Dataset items
+ + + +
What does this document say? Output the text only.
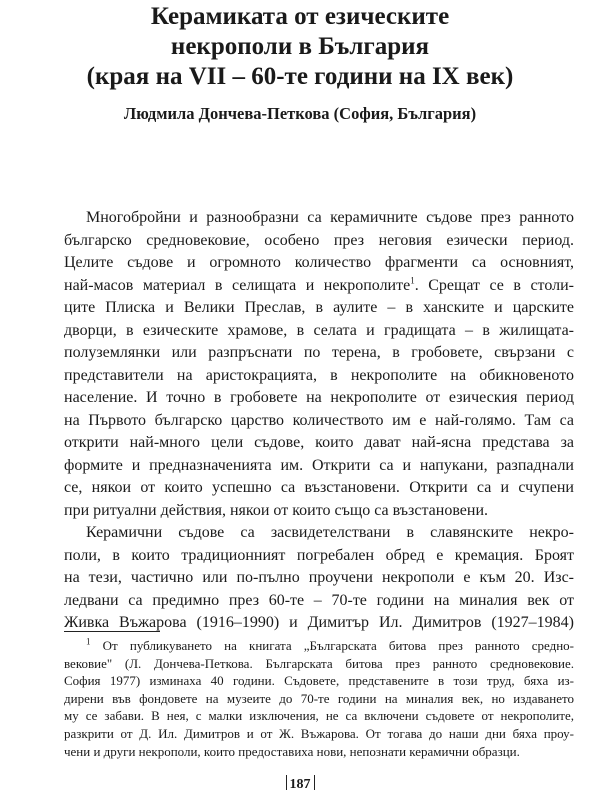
Керамиката от езическите
некрополи в България
(края на VII – 60-те години на IX век)
Людмила Дончева-Петкова (София, България)
Многобройни и разнообразни са керамичните съдове през ранното
българско средновековие, особено през неговия езически период.
Целите съдове и огромното количество фрагменти са основният,
най-масов материал в селищата и некрополите$^1$. Срещат се в столи-
ците Плиска и Велики Преслав, в аулите – в ханските и царските
дворци, в езическите храмове, в селата и градищата – в жилищата-
полуземлянки или разпръснати по терена, в гробовете, свързани с
представители на аристокрацията, в некрополите на обикновеното
население. И точно в гробовете на некрополите от езическия период
на Първото българско царство количеството им е най-голямо. Там са
открити най-много цели съдове, които дават най-ясна представа за
формите и предназначенията им. Открити са и напукани, разпаднали
се, някои от които успешно са възстановени. Открити са и счупени
при ритуални действия, някои от които също са възстановени.
Керамични съдове са засвидетелствани в славянските некро-
поли, в които традиционният погребален обред е кремация. Броят
на тези, частично или по-пълно проучени некрополи е към 20. Изс-
ледвани са предимно през 60-те – 70-те години на миналия век от
Живка Въжарова (1916–1990) и Димитър Ил. Димитров (1927–1984)
$^1$ От публикуването на книгата „Българската битова през ранното средно-
вековие" (Л. Дончева-Петкова. Българската битова през ранното средновековие.
София 1977) изминаха 40 години. Съдовете, представените в този труд, бяха из-
дирени във фондовете на музеите до 70-те години на миналия век, но издаването
му се забави. В нея, с малки изключения, не са включени съдовете от некрополите,
разкрити от Д. Ил. Димитров и от Ж. Въжарова. От тогава до наши дни бяха проу-
чени и други некрополи, които предоставиха нови, непознати керамични образци.
187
+ + + +
## Requirement
Return every line above in which the string "София" occurs.

## Result
Людмила Дончева-Петкова (София, България)
София 1977) изминаха 40 години. Съдовете, представените в този труд, бяха из-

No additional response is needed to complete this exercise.